**Aim of the task**. State the number of lines in these records holding "price". Say nothing more.

## begin Task data

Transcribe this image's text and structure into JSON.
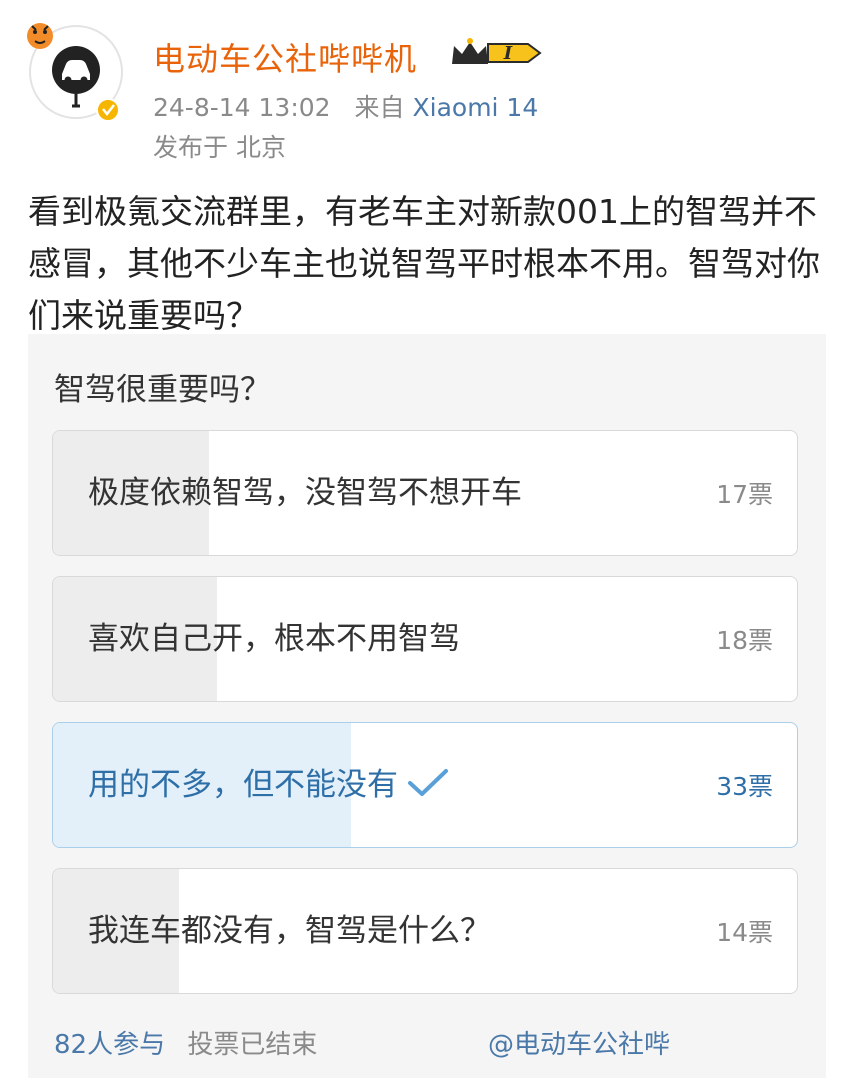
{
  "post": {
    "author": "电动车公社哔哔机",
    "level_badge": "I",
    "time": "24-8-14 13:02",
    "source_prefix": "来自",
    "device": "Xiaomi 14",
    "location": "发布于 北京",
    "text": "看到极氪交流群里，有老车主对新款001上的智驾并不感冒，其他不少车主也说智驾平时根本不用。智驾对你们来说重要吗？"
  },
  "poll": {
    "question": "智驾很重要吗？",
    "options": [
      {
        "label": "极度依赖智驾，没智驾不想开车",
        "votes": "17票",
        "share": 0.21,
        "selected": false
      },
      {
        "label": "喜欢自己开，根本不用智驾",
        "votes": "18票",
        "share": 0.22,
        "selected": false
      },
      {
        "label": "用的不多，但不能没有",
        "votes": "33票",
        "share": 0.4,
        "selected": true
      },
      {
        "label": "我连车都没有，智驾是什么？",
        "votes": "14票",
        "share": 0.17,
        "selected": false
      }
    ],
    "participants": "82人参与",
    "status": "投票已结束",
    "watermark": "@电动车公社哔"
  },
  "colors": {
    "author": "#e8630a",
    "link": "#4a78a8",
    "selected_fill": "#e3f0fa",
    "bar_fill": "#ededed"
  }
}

## end Task data
## begin Task data

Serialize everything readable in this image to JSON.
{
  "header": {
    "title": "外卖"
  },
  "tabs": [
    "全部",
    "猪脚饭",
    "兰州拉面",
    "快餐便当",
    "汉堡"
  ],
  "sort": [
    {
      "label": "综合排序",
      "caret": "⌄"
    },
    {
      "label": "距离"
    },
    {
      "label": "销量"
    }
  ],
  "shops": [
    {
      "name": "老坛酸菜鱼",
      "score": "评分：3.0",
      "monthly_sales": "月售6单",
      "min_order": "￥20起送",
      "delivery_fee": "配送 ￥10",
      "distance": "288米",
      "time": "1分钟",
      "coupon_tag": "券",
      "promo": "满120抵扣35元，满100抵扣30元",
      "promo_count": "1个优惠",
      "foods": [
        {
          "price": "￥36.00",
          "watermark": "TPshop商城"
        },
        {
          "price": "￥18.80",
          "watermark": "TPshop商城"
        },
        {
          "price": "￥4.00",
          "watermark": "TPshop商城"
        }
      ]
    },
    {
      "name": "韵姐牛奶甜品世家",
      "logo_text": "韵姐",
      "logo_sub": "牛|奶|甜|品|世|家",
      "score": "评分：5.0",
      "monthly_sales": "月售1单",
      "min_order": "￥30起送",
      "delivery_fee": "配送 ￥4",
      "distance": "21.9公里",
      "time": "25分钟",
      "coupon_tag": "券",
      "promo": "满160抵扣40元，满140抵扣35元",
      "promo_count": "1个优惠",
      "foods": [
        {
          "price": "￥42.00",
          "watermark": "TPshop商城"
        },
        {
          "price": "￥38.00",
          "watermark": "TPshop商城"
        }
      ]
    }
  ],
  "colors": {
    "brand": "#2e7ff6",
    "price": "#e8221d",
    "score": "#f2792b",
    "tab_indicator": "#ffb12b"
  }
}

## end Task data
## begin Task data

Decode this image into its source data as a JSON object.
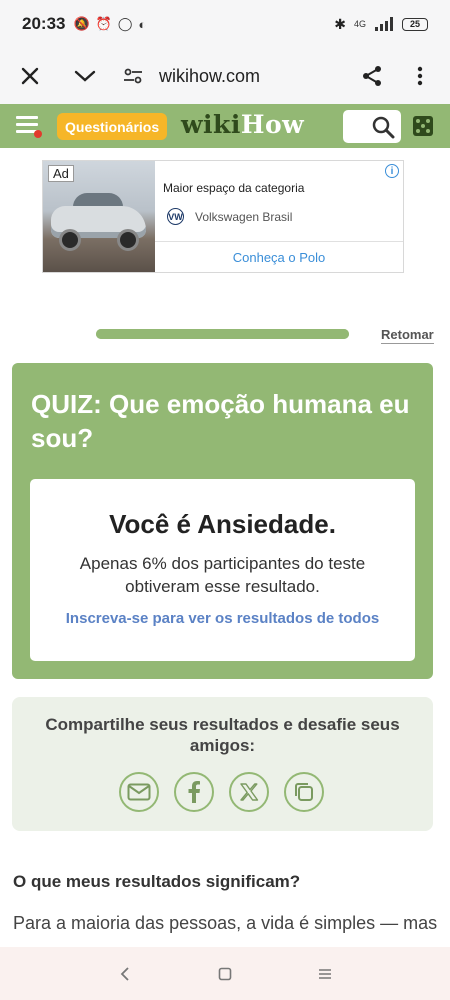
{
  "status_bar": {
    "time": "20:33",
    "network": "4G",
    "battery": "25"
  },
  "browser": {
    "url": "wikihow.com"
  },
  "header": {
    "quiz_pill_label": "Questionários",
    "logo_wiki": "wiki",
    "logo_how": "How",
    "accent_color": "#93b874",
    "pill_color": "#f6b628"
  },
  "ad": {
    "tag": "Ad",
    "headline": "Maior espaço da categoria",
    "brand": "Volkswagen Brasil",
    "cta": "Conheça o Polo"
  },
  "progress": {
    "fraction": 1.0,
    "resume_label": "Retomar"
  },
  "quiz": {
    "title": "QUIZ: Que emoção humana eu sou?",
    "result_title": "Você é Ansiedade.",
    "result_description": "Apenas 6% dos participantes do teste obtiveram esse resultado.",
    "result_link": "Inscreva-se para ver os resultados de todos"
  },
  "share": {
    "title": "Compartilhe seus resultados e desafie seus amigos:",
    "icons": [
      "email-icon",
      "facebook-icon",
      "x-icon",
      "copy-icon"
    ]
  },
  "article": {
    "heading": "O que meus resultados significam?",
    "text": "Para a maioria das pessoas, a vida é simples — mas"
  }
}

## end Task data

**Answer for this exercise**. 6